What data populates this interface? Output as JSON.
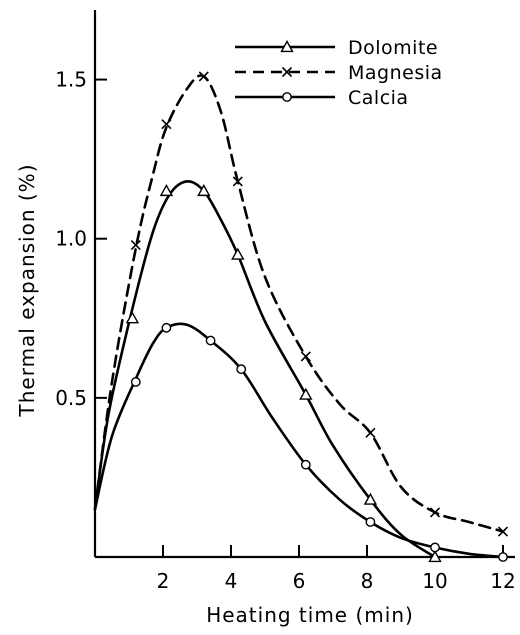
{
  "chart_data": {
    "type": "line",
    "xlabel": "Heating time (min)",
    "ylabel": "Thermal expansion (%)",
    "xlim": [
      0,
      12.5
    ],
    "ylim": [
      0,
      1.75
    ],
    "x_ticks": [
      2,
      4,
      6,
      8,
      10,
      12
    ],
    "y_ticks": [
      0.5,
      1.0,
      1.5
    ],
    "x_tick_labels": [
      "2",
      "4",
      "6",
      "8",
      "10",
      "12"
    ],
    "y_tick_labels": [
      "0.5",
      "1.0",
      "1.5"
    ],
    "grid": false,
    "legend_position": "top-right",
    "series": [
      {
        "name": "Dolomite",
        "marker": "triangle",
        "line_style": "solid",
        "points": [
          [
            1.1,
            0.75
          ],
          [
            2.1,
            1.15
          ],
          [
            3.2,
            1.15
          ],
          [
            4.2,
            0.95
          ],
          [
            6.2,
            0.51
          ],
          [
            8.1,
            0.18
          ],
          [
            10.0,
            0.0
          ]
        ],
        "curve": [
          [
            0,
            0.15
          ],
          [
            0.4,
            0.45
          ],
          [
            1.1,
            0.78
          ],
          [
            1.7,
            1.02
          ],
          [
            2.2,
            1.14
          ],
          [
            2.7,
            1.18
          ],
          [
            3.2,
            1.15
          ],
          [
            3.7,
            1.06
          ],
          [
            4.2,
            0.95
          ],
          [
            5.0,
            0.74
          ],
          [
            6.2,
            0.51
          ],
          [
            7.0,
            0.35
          ],
          [
            8.1,
            0.18
          ],
          [
            9.0,
            0.07
          ],
          [
            10.0,
            0.0
          ]
        ]
      },
      {
        "name": "Magnesia",
        "marker": "x",
        "line_style": "dashed",
        "points": [
          [
            1.2,
            0.98
          ],
          [
            2.1,
            1.36
          ],
          [
            3.2,
            1.51
          ],
          [
            4.2,
            1.18
          ],
          [
            6.2,
            0.63
          ],
          [
            8.1,
            0.39
          ],
          [
            10.0,
            0.14
          ],
          [
            12.0,
            0.08
          ]
        ],
        "curve": [
          [
            0,
            0.15
          ],
          [
            0.5,
            0.55
          ],
          [
            1.2,
            0.97
          ],
          [
            1.7,
            1.2
          ],
          [
            2.1,
            1.35
          ],
          [
            2.7,
            1.47
          ],
          [
            3.2,
            1.51
          ],
          [
            3.7,
            1.4
          ],
          [
            4.2,
            1.18
          ],
          [
            5.0,
            0.88
          ],
          [
            6.2,
            0.63
          ],
          [
            7.2,
            0.48
          ],
          [
            8.1,
            0.39
          ],
          [
            9.0,
            0.22
          ],
          [
            10.0,
            0.14
          ],
          [
            11.0,
            0.11
          ],
          [
            12.0,
            0.08
          ]
        ]
      },
      {
        "name": "Calcia",
        "marker": "circle",
        "line_style": "solid",
        "points": [
          [
            1.2,
            0.55
          ],
          [
            2.1,
            0.72
          ],
          [
            3.4,
            0.68
          ],
          [
            4.3,
            0.59
          ],
          [
            6.2,
            0.29
          ],
          [
            8.1,
            0.11
          ],
          [
            10.0,
            0.03
          ],
          [
            12.0,
            0.0
          ]
        ],
        "curve": [
          [
            0,
            0.15
          ],
          [
            0.5,
            0.38
          ],
          [
            1.2,
            0.56
          ],
          [
            1.7,
            0.67
          ],
          [
            2.1,
            0.72
          ],
          [
            2.7,
            0.73
          ],
          [
            3.4,
            0.68
          ],
          [
            4.3,
            0.59
          ],
          [
            5.2,
            0.44
          ],
          [
            6.2,
            0.29
          ],
          [
            7.2,
            0.18
          ],
          [
            8.1,
            0.11
          ],
          [
            9.0,
            0.06
          ],
          [
            10.0,
            0.03
          ],
          [
            11.0,
            0.01
          ],
          [
            12.0,
            0.0
          ]
        ]
      }
    ]
  }
}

··········

## Directions for this task:
Pictures in the records above are not copied; print everything else exactly.

## Output of the task:
What data populates this interface? Output as JSON.
{
  "chart_data": {
    "type": "line",
    "xlabel": "Heating time (min)",
    "ylabel": "Thermal expansion (%)",
    "xlim": [
      0,
      12.5
    ],
    "ylim": [
      0,
      1.75
    ],
    "x_ticks": [
      2,
      4,
      6,
      8,
      10,
      12
    ],
    "y_ticks": [
      0.5,
      1.0,
      1.5
    ],
    "x_tick_labels": [
      "2",
      "4",
      "6",
      "8",
      "10",
      "12"
    ],
    "y_tick_labels": [
      "0.5",
      "1.0",
      "1.5"
    ],
    "grid": false,
    "legend_position": "top-right",
    "series": [
      {
        "name": "Dolomite",
        "marker": "triangle",
        "line_style": "solid",
        "points": [
          [
            1.1,
            0.75
          ],
          [
            2.1,
            1.15
          ],
          [
            3.2,
            1.15
          ],
          [
            4.2,
            0.95
          ],
          [
            6.2,
            0.51
          ],
          [
            8.1,
            0.18
          ],
          [
            10.0,
            0.0
          ]
        ],
        "curve": [
          [
            0,
            0.15
          ],
          [
            0.4,
            0.45
          ],
          [
            1.1,
            0.78
          ],
          [
            1.7,
            1.02
          ],
          [
            2.2,
            1.14
          ],
          [
            2.7,
            1.18
          ],
          [
            3.2,
            1.15
          ],
          [
            3.7,
            1.06
          ],
          [
            4.2,
            0.95
          ],
          [
            5.0,
            0.74
          ],
          [
            6.2,
            0.51
          ],
          [
            7.0,
            0.35
          ],
          [
            8.1,
            0.18
          ],
          [
            9.0,
            0.07
          ],
          [
            10.0,
            0.0
          ]
        ]
      },
      {
        "name": "Magnesia",
        "marker": "x",
        "line_style": "dashed",
        "points": [
          [
            1.2,
            0.98
          ],
          [
            2.1,
            1.36
          ],
          [
            3.2,
            1.51
          ],
          [
            4.2,
            1.18
          ],
          [
            6.2,
            0.63
          ],
          [
            8.1,
            0.39
          ],
          [
            10.0,
            0.14
          ],
          [
            12.0,
            0.08
          ]
        ],
        "curve": [
          [
            0,
            0.15
          ],
          [
            0.5,
            0.55
          ],
          [
            1.2,
            0.97
          ],
          [
            1.7,
            1.2
          ],
          [
            2.1,
            1.35
          ],
          [
            2.7,
            1.47
          ],
          [
            3.2,
            1.51
          ],
          [
            3.7,
            1.4
          ],
          [
            4.2,
            1.18
          ],
          [
            5.0,
            0.88
          ],
          [
            6.2,
            0.63
          ],
          [
            7.2,
            0.48
          ],
          [
            8.1,
            0.39
          ],
          [
            9.0,
            0.22
          ],
          [
            10.0,
            0.14
          ],
          [
            11.0,
            0.11
          ],
          [
            12.0,
            0.08
          ]
        ]
      },
      {
        "name": "Calcia",
        "marker": "circle",
        "line_style": "solid",
        "points": [
          [
            1.2,
            0.55
          ],
          [
            2.1,
            0.72
          ],
          [
            3.4,
            0.68
          ],
          [
            4.3,
            0.59
          ],
          [
            6.2,
            0.29
          ],
          [
            8.1,
            0.11
          ],
          [
            10.0,
            0.03
          ],
          [
            12.0,
            0.0
          ]
        ],
        "curve": [
          [
            0,
            0.15
          ],
          [
            0.5,
            0.38
          ],
          [
            1.2,
            0.56
          ],
          [
            1.7,
            0.67
          ],
          [
            2.1,
            0.72
          ],
          [
            2.7,
            0.73
          ],
          [
            3.4,
            0.68
          ],
          [
            4.3,
            0.59
          ],
          [
            5.2,
            0.44
          ],
          [
            6.2,
            0.29
          ],
          [
            7.2,
            0.18
          ],
          [
            8.1,
            0.11
          ],
          [
            9.0,
            0.06
          ],
          [
            10.0,
            0.03
          ],
          [
            11.0,
            0.01
          ],
          [
            12.0,
            0.0
          ]
        ]
      }
    ]
  }
}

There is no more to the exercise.